_Problem requirements_
Retype the complete listing exactly as it appears.

* * *

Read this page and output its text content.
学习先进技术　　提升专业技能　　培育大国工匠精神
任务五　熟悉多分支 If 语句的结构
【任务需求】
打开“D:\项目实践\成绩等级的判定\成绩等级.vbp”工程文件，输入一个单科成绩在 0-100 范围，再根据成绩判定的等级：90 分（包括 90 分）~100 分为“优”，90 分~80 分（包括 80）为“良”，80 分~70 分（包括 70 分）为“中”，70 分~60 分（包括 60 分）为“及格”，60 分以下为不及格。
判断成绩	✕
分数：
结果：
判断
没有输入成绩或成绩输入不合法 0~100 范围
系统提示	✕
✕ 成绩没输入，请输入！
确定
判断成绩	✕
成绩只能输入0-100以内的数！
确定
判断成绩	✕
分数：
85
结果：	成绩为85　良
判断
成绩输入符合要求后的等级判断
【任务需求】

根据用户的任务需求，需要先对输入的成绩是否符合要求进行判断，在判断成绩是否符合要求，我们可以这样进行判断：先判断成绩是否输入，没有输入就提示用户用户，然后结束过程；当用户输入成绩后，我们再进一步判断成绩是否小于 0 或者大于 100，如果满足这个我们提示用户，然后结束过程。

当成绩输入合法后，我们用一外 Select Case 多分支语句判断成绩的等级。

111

* * *

_Written answer_
Read this page and output its text content.
学习先进技术　　提升专业技能　　培育大国工匠精神
任务五　熟悉多分支 If 语句的结构
【任务需求】
打开“D:\项目实践\成绩等级的判定\成绩等级.vbp”工程文件，输入一个单科成绩在 0-100 范围，再根据成绩判定的等级：90 分（包括 90 分）~100 分为“优”，90 分~80 分（包括 80）为“良”，80 分~70 分（包括 70 分）为“中”，70 分~60 分（包括 60 分）为“及格”，60 分以下为不及格。
判断成绩	✕
分数：
结果：
判断
没有输入成绩或成绩输入不合法 0~100 范围
系统提示	✕
✕ 成绩没输入，请输入！
确定
判断成绩	✕
成绩只能输入0-100以内的数！
确定
判断成绩	✕
分数：
85
结果：	成绩为85　良
判断
成绩输入符合要求后的等级判断
【任务需求】

根据用户的任务需求，需要先对输入的成绩是否符合要求进行判断，在判断成绩是否符合要求，我们可以这样进行判断：先判断成绩是否输入，没有输入就提示用户用户，然后结束过程；当用户输入成绩后，我们再进一步判断成绩是否小于 0 或者大于 100，如果满足这个我们提示用户，然后结束过程。

当成绩输入合法后，我们用一外 Select Case 多分支语句判断成绩的等级。

111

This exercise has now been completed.